**WORK REQUIRED:** Every record here should be printed again exactly.

* start STORED RECORDS *

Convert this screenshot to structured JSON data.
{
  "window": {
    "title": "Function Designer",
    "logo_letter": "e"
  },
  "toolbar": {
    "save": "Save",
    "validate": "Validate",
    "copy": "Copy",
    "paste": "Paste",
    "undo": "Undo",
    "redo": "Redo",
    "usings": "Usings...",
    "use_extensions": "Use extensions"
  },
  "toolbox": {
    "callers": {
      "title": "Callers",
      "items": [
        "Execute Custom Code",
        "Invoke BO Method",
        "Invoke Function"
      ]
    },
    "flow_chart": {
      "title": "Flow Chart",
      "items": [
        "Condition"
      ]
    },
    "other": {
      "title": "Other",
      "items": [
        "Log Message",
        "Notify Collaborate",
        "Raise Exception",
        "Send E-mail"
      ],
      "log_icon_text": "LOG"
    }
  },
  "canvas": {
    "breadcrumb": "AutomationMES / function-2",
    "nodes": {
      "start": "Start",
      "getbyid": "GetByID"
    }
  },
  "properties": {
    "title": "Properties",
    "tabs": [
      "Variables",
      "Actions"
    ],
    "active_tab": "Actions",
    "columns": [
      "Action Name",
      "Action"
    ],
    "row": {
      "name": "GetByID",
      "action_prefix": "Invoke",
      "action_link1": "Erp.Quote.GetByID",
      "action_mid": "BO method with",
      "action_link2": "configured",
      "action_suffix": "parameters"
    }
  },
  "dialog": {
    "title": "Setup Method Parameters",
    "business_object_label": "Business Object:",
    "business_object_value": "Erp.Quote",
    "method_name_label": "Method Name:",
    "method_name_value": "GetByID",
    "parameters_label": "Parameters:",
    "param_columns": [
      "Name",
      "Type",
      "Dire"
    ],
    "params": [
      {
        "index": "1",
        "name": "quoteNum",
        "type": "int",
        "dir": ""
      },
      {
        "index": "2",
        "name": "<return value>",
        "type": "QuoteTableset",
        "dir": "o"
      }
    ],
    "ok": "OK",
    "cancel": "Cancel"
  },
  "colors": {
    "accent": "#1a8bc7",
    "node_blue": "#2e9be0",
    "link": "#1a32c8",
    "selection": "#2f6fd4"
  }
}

* end STORED RECORDS *

**OUTPUT FOR THIS TASK:**
Convert this screenshot to structured JSON data.
{
  "window": {
    "title": "Function Designer",
    "logo_letter": "e"
  },
  "toolbar": {
    "save": "Save",
    "validate": "Validate",
    "copy": "Copy",
    "paste": "Paste",
    "undo": "Undo",
    "redo": "Redo",
    "usings": "Usings...",
    "use_extensions": "Use extensions"
  },
  "toolbox": {
    "callers": {
      "title": "Callers",
      "items": [
        "Execute Custom Code",
        "Invoke BO Method",
        "Invoke Function"
      ]
    },
    "flow_chart": {
      "title": "Flow Chart",
      "items": [
        "Condition"
      ]
    },
    "other": {
      "title": "Other",
      "items": [
        "Log Message",
        "Notify Collaborate",
        "Raise Exception",
        "Send E-mail"
      ],
      "log_icon_text": "LOG"
    }
  },
  "canvas": {
    "breadcrumb": "AutomationMES / function-2",
    "nodes": {
      "start": "Start",
      "getbyid": "GetByID"
    }
  },
  "properties": {
    "title": "Properties",
    "tabs": [
      "Variables",
      "Actions"
    ],
    "active_tab": "Actions",
    "columns": [
      "Action Name",
      "Action"
    ],
    "row": {
      "name": "GetByID",
      "action_prefix": "Invoke",
      "action_link1": "Erp.Quote.GetByID",
      "action_mid": "BO method with",
      "action_link2": "configured",
      "action_suffix": "parameters"
    }
  },
  "dialog": {
    "title": "Setup Method Parameters",
    "business_object_label": "Business Object:",
    "business_object_value": "Erp.Quote",
    "method_name_label": "Method Name:",
    "method_name_value": "GetByID",
    "parameters_label": "Parameters:",
    "param_columns": [
      "Name",
      "Type",
      "Dire"
    ],
    "params": [
      {
        "index": "1",
        "name": "quoteNum",
        "type": "int",
        "dir": ""
      },
      {
        "index": "2",
        "name": "<return value>",
        "type": "QuoteTableset",
        "dir": "o"
      }
    ],
    "ok": "OK",
    "cancel": "Cancel"
  },
  "colors": {
    "accent": "#1a8bc7",
    "node_blue": "#2e9be0",
    "link": "#1a32c8",
    "selection": "#2f6fd4"
  }
}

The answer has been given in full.